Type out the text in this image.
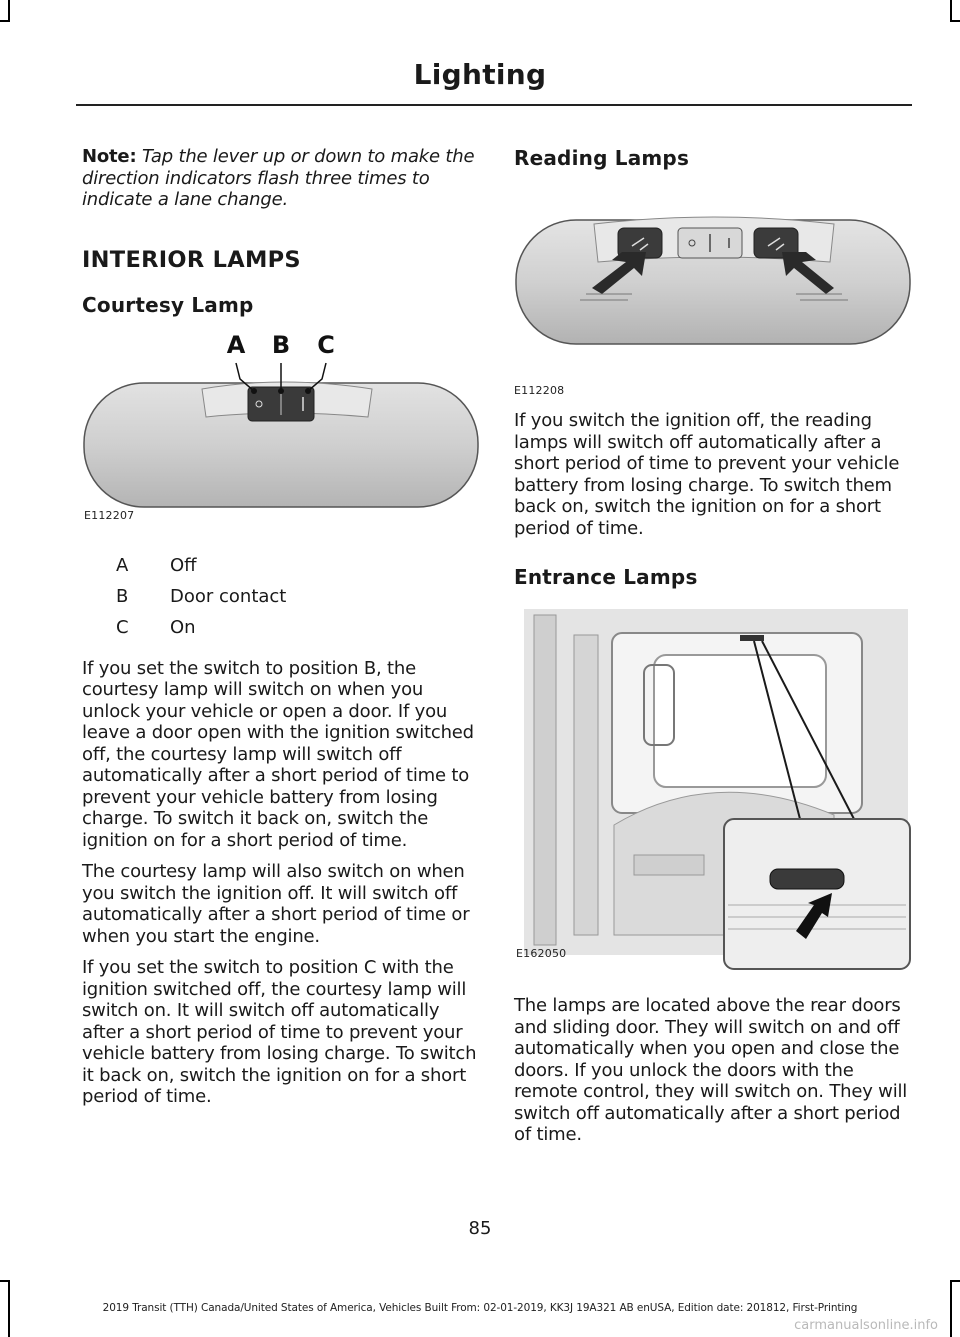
Lighting

Note: Tap the lever up or down to make the direction indicators flash three times to indicate a lane change.

INTERIOR LAMPS
Courtesy Lamp
A B C
E112207
A	Off
B	Door contact
C	On

If you set the switch to position B, the courtesy lamp will switch on when you unlock your vehicle or open a door. If you leave a door open with the ignition switched off, the courtesy lamp will switch off automatically after a short period of time to prevent your vehicle battery from losing charge. To switch it back on, switch the ignition on for a short period of time.

The courtesy lamp will also switch on when you switch the ignition off. It will switch off automatically after a short period of time or when you start the engine.

If you set the switch to position C with the ignition switched off, the courtesy lamp will switch on. It will switch off automatically after a short period of time to prevent your vehicle battery from losing charge. To switch it back on, switch the ignition on for a short period of time.

Reading Lamps
E112208

If you switch the ignition off, the reading lamps will switch off automatically after a short period of time to prevent your vehicle battery from losing charge. To switch them back on, switch the ignition on for a short period of time.

Entrance Lamps
E162050

The lamps are located above the rear doors and sliding door. They will switch on and off automatically when you open and close the doors. If you unlock the doors with the remote control, they will switch on. They will switch off automatically after a short period of time.

85
2019 Transit (TTH) Canada/United States of America, Vehicles Built From: 02-01-2019, KK3J 19A321 AB enUSA, Edition date: 201812, First-Printing
carmanualsonline.info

• • • •

• [Stated task]: Using the listing above, show each line holding the string "your".

• [Written solution]:
If you set the switch to position B, the courtesy lamp will switch on when you unlock your vehicle or open a door. If you leave a door open with the ignition switched off, the courtesy lamp will switch off automatically after a short period of time to prevent your vehicle battery from losing charge. To switch it back on, switch the ignition on for a short period of time.
If you set the switch to position C with the ignition switched off, the courtesy lamp will switch on. It will switch off automatically after a short period of time to prevent your vehicle battery from losing charge. To switch it back on, switch the ignition on for a short period of time.
If you switch the ignition off, the reading lamps will switch off automatically after a short period of time to prevent your vehicle battery from losing charge. To switch them back on, switch the ignition on for a short period of time.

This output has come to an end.